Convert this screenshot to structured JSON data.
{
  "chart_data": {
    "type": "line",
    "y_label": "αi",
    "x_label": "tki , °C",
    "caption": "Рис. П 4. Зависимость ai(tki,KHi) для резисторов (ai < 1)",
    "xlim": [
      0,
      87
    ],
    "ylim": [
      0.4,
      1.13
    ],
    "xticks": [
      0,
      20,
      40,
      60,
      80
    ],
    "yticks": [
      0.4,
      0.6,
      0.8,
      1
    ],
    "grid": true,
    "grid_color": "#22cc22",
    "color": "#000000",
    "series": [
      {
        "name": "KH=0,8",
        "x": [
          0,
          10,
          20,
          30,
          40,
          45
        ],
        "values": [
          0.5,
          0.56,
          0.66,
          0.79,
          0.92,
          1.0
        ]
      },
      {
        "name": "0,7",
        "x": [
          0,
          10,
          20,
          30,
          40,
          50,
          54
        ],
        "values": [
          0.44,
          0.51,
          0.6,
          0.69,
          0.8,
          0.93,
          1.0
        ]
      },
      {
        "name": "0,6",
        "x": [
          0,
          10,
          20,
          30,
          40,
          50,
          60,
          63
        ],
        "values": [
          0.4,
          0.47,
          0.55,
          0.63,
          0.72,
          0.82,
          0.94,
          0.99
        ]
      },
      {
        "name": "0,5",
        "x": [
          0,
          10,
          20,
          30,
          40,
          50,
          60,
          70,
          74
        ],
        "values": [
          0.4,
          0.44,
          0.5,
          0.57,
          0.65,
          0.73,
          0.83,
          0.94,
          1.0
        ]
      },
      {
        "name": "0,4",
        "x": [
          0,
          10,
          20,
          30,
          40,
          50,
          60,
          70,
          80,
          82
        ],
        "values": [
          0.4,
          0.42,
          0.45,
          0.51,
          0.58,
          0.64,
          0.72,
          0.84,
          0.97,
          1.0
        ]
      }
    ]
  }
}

---

Set exercise: Write out all the lines again, exactly as they are.

Solved exercise:
Convert this screenshot to structured JSON data.
{
  "chart_data": {
    "type": "line",
    "y_label": "αi",
    "x_label": "tki , °C",
    "caption": "Рис. П 4. Зависимость ai(tki,KHi) для резисторов (ai < 1)",
    "xlim": [
      0,
      87
    ],
    "ylim": [
      0.4,
      1.13
    ],
    "xticks": [
      0,
      20,
      40,
      60,
      80
    ],
    "yticks": [
      0.4,
      0.6,
      0.8,
      1
    ],
    "grid": true,
    "grid_color": "#22cc22",
    "color": "#000000",
    "series": [
      {
        "name": "KH=0,8",
        "x": [
          0,
          10,
          20,
          30,
          40,
          45
        ],
        "values": [
          0.5,
          0.56,
          0.66,
          0.79,
          0.92,
          1.0
        ]
      },
      {
        "name": "0,7",
        "x": [
          0,
          10,
          20,
          30,
          40,
          50,
          54
        ],
        "values": [
          0.44,
          0.51,
          0.6,
          0.69,
          0.8,
          0.93,
          1.0
        ]
      },
      {
        "name": "0,6",
        "x": [
          0,
          10,
          20,
          30,
          40,
          50,
          60,
          63
        ],
        "values": [
          0.4,
          0.47,
          0.55,
          0.63,
          0.72,
          0.82,
          0.94,
          0.99
        ]
      },
      {
        "name": "0,5",
        "x": [
          0,
          10,
          20,
          30,
          40,
          50,
          60,
          70,
          74
        ],
        "values": [
          0.4,
          0.44,
          0.5,
          0.57,
          0.65,
          0.73,
          0.83,
          0.94,
          1.0
        ]
      },
      {
        "name": "0,4",
        "x": [
          0,
          10,
          20,
          30,
          40,
          50,
          60,
          70,
          80,
          82
        ],
        "values": [
          0.4,
          0.42,
          0.45,
          0.51,
          0.58,
          0.64,
          0.72,
          0.84,
          0.97,
          1.0
        ]
      }
    ]
  }
}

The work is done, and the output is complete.